SET EXERCISE — Work out how many lines of the material below mention the word "xticklabels"; reply with the number only.

(Figure record extracts)
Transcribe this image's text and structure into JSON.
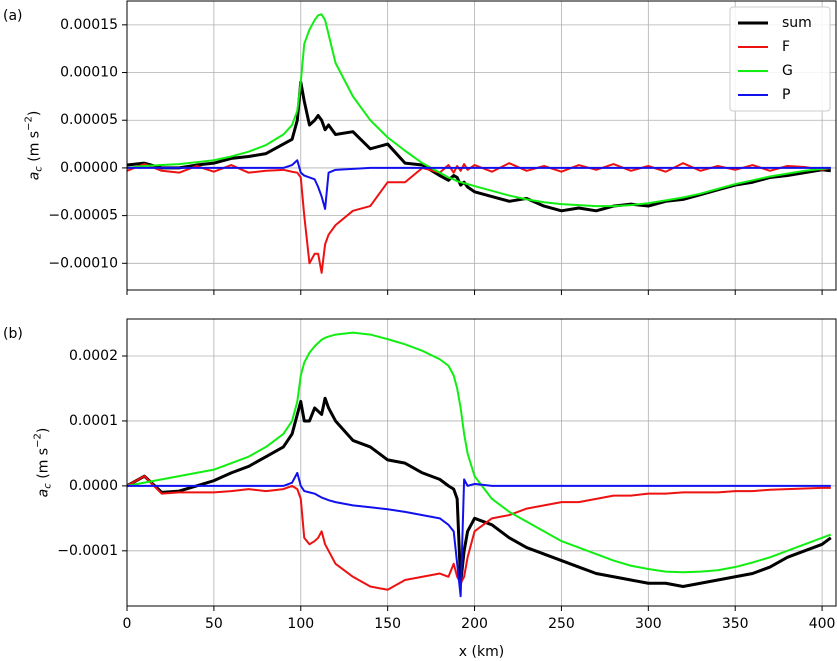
{
  "chart_data": [
    {
      "type": "line",
      "panel": "(a)",
      "ylabel": {
        "symbol": "a",
        "subscript": "c",
        "unit": " (m s",
        "exponent": "−2",
        "close": ")"
      },
      "x": [
        0,
        10,
        20,
        30,
        40,
        50,
        60,
        70,
        80,
        90,
        95,
        98,
        100,
        102,
        105,
        108,
        110,
        112,
        114,
        116,
        120,
        130,
        140,
        150,
        160,
        170,
        180,
        185,
        188,
        190,
        192,
        194,
        196,
        200,
        210,
        220,
        230,
        240,
        250,
        260,
        270,
        280,
        290,
        300,
        310,
        320,
        330,
        340,
        350,
        360,
        370,
        380,
        390,
        400,
        405
      ],
      "xlim": [
        0,
        408
      ],
      "xticks": [
        0,
        50,
        100,
        150,
        200,
        250,
        300,
        350,
        400
      ],
      "xticklabels": false,
      "ylim": [
        -0.000128,
        0.000175
      ],
      "yticks": [
        0.00015,
        {
          "value": 0.0001,
          "label": "0.00010"
        },
        {
          "value": 5e-05,
          "label": "0.00005"
        },
        {
          "value": 0,
          "label": "0.00000"
        },
        {
          "value": -5e-05,
          "label": "−0.00005"
        },
        {
          "value": -0.0001,
          "label": "−0.00010"
        }
      ],
      "grid": true,
      "legend": "upper right",
      "series": [
        {
          "name": "sum",
          "color": "#000000",
          "width": 3,
          "values": [
            3e-06,
            5e-06,
            0,
            0,
            3e-06,
            5e-06,
            1e-05,
            1.2e-05,
            1.5e-05,
            2.5e-05,
            3e-05,
            5e-05,
            9e-05,
            7e-05,
            4.5e-05,
            5e-05,
            5.5e-05,
            5e-05,
            4e-05,
            4.5e-05,
            3.5e-05,
            3.8e-05,
            2e-05,
            2.5e-05,
            5e-06,
            3e-06,
            -8e-06,
            -1.3e-05,
            -8e-06,
            -1e-05,
            -1.8e-05,
            -1.5e-05,
            -2e-05,
            -2.5e-05,
            -3e-05,
            -3.5e-05,
            -3.2e-05,
            -4e-05,
            -4.5e-05,
            -4.2e-05,
            -4.5e-05,
            -4e-05,
            -3.8e-05,
            -4e-05,
            -3.5e-05,
            -3.3e-05,
            -2.8e-05,
            -2.3e-05,
            -1.8e-05,
            -1.5e-05,
            -1e-05,
            -8e-06,
            -5e-06,
            -2e-06,
            -3e-06
          ]
        },
        {
          "name": "F",
          "color": "#ee1111",
          "width": 2,
          "values": [
            -3e-06,
            4e-06,
            -3e-06,
            -5e-06,
            2e-06,
            -4e-06,
            3e-06,
            -5e-06,
            -3e-06,
            -2e-06,
            -4e-06,
            -5e-06,
            -1e-05,
            -5e-05,
            -0.0001,
            -9e-05,
            -9e-05,
            -0.00011,
            -8e-05,
            -7e-05,
            -6e-05,
            -4.5e-05,
            -4e-05,
            -1.5e-05,
            -1.5e-05,
            0,
            -5e-06,
            3e-06,
            -5e-06,
            2e-06,
            -3e-06,
            4e-06,
            -2e-06,
            3e-06,
            -4e-06,
            5e-06,
            -3e-06,
            2e-06,
            -4e-06,
            3e-06,
            -2e-06,
            4e-06,
            -3e-06,
            2e-06,
            -4e-06,
            5e-06,
            -3e-06,
            2e-06,
            -2e-06,
            3e-06,
            -3e-06,
            2e-06,
            1e-06,
            -2e-06,
            0
          ]
        },
        {
          "name": "G",
          "color": "#11ee11",
          "width": 2,
          "values": [
            0,
            2e-06,
            3e-06,
            4e-06,
            6e-06,
            8e-06,
            1.2e-05,
            1.7e-05,
            2.4e-05,
            3.5e-05,
            4.5e-05,
            6e-05,
            9e-05,
            0.00013,
            0.000145,
            0.000155,
            0.00016,
            0.000161,
            0.000155,
            0.00014,
            0.00011,
            7.5e-05,
            5e-05,
            3.2e-05,
            1.8e-05,
            5e-06,
            -5e-06,
            -1e-05,
            -1.2e-05,
            -1.4e-05,
            -1.5e-05,
            -1.6e-05,
            -1.7e-05,
            -1.9e-05,
            -2.4e-05,
            -2.9e-05,
            -3.3e-05,
            -3.6e-05,
            -3.8e-05,
            -3.9e-05,
            -4e-05,
            -4e-05,
            -3.9e-05,
            -3.7e-05,
            -3.4e-05,
            -3.1e-05,
            -2.7e-05,
            -2.2e-05,
            -1.7e-05,
            -1.3e-05,
            -9e-06,
            -6e-06,
            -3e-06,
            -1e-06,
            0
          ]
        },
        {
          "name": "P",
          "color": "#1111ee",
          "width": 2,
          "values": [
            0,
            0,
            0,
            0,
            0,
            0,
            0,
            0,
            0,
            0,
            3e-06,
            8e-06,
            -5e-06,
            -8e-06,
            -1e-05,
            -1.2e-05,
            -2e-05,
            -3e-05,
            -4.3e-05,
            -5e-06,
            -2e-06,
            -1e-06,
            0,
            0,
            0,
            0,
            0,
            0,
            0,
            0,
            0,
            0,
            0,
            0,
            0,
            0,
            0,
            0,
            0,
            0,
            0,
            0,
            0,
            0,
            0,
            0,
            0,
            0,
            0,
            0,
            0,
            0,
            0,
            0,
            0
          ]
        }
      ]
    },
    {
      "type": "line",
      "panel": "(b)",
      "xlabel": "x (km)",
      "ylabel": {
        "symbol": "a",
        "subscript": "c",
        "unit": " (m s",
        "exponent": "−2",
        "close": ")"
      },
      "x": [
        0,
        10,
        20,
        30,
        40,
        50,
        60,
        70,
        80,
        90,
        95,
        98,
        100,
        102,
        105,
        108,
        110,
        112,
        114,
        116,
        120,
        130,
        140,
        150,
        160,
        170,
        180,
        185,
        188,
        190,
        192,
        194,
        196,
        200,
        210,
        220,
        230,
        240,
        250,
        260,
        270,
        280,
        290,
        300,
        310,
        320,
        330,
        340,
        350,
        360,
        370,
        380,
        390,
        400,
        405
      ],
      "xlim": [
        0,
        408
      ],
      "xticks": [
        0,
        50,
        100,
        150,
        200,
        250,
        300,
        350,
        400
      ],
      "xticklabels": true,
      "ylim": [
        -0.000185,
        0.000257
      ],
      "yticks": [
        0.0002,
        0.0001,
        {
          "value": 0,
          "label": "0.0000"
        },
        {
          "value": -0.0001,
          "label": "−0.0001"
        }
      ],
      "grid": true,
      "series": [
        {
          "color": "#000000",
          "width": 3,
          "values": [
            0,
            1.5e-05,
            -1e-05,
            -8e-06,
            0,
            8e-06,
            2e-05,
            3e-05,
            4.5e-05,
            6e-05,
            8e-05,
            0.00011,
            0.00013,
            0.0001,
            0.0001,
            0.00012,
            0.000115,
            0.00011,
            0.000135,
            0.00012,
            0.0001,
            7e-05,
            6e-05,
            4e-05,
            3.5e-05,
            2e-05,
            1e-05,
            0,
            -5e-06,
            -2e-05,
            -0.00015,
            -0.0001,
            -7e-05,
            -5e-05,
            -6e-05,
            -8e-05,
            -9.5e-05,
            -0.000105,
            -0.000115,
            -0.000125,
            -0.000135,
            -0.00014,
            -0.000145,
            -0.00015,
            -0.00015,
            -0.000155,
            -0.00015,
            -0.000145,
            -0.00014,
            -0.000135,
            -0.000125,
            -0.00011,
            -0.0001,
            -9e-05,
            -8e-05
          ]
        },
        {
          "color": "#ee1111",
          "width": 2,
          "values": [
            0,
            1.5e-05,
            -1.2e-05,
            -1e-05,
            -1e-05,
            -1e-05,
            -8e-06,
            -5e-06,
            -8e-06,
            -5e-06,
            0,
            -5e-06,
            -2e-05,
            -8e-05,
            -9e-05,
            -8.5e-05,
            -8e-05,
            -7e-05,
            -9e-05,
            -0.0001,
            -0.00012,
            -0.00014,
            -0.000155,
            -0.00016,
            -0.000145,
            -0.00014,
            -0.000135,
            -0.00014,
            -0.00012,
            -0.00014,
            -0.00015,
            -0.00014,
            -0.00011,
            -7e-05,
            -5e-05,
            -4.5e-05,
            -3.5e-05,
            -3e-05,
            -2.5e-05,
            -2.5e-05,
            -2e-05,
            -1.5e-05,
            -1.5e-05,
            -1.2e-05,
            -1.2e-05,
            -1e-05,
            -1e-05,
            -1e-05,
            -8e-06,
            -8e-06,
            -6e-06,
            -5e-06,
            -4e-06,
            -3e-06,
            -3e-06
          ]
        },
        {
          "color": "#11ee11",
          "width": 2,
          "values": [
            0,
            5e-06,
            1e-05,
            1.5e-05,
            2e-05,
            2.5e-05,
            3.5e-05,
            4.5e-05,
            6e-05,
            8e-05,
            0.0001,
            0.00013,
            0.00017,
            0.00019,
            0.000205,
            0.000215,
            0.00022,
            0.000225,
            0.000228,
            0.00023,
            0.000233,
            0.000236,
            0.000233,
            0.000226,
            0.000218,
            0.000208,
            0.000195,
            0.000185,
            0.00017,
            0.00015,
            0.00012,
            8e-05,
            5e-05,
            1.5e-05,
            -2e-05,
            -4e-05,
            -5.5e-05,
            -7e-05,
            -8.5e-05,
            -9.5e-05,
            -0.000105,
            -0.000115,
            -0.000123,
            -0.000128,
            -0.000132,
            -0.000133,
            -0.000132,
            -0.00013,
            -0.000125,
            -0.000118,
            -0.00011,
            -0.0001,
            -9e-05,
            -8e-05,
            -7.5e-05
          ]
        },
        {
          "color": "#1111ee",
          "width": 2,
          "values": [
            0,
            0,
            0,
            0,
            0,
            0,
            0,
            0,
            0,
            0,
            5e-06,
            2e-05,
            0,
            -8e-06,
            -1e-05,
            -1.2e-05,
            -1.5e-05,
            -1.8e-05,
            -2e-05,
            -2.2e-05,
            -2.5e-05,
            -3e-05,
            -3.3e-05,
            -3.6e-05,
            -4e-05,
            -4.5e-05,
            -5e-05,
            -6e-05,
            -7e-05,
            -0.00012,
            -0.00017,
            1e-05,
            0,
            3e-06,
            0,
            0,
            0,
            0,
            0,
            0,
            0,
            0,
            0,
            0,
            0,
            0,
            0,
            0,
            0,
            0,
            0,
            0,
            0,
            0,
            0
          ]
        }
      ]
    }
  ]
}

COMPLETED EXERCISE — 2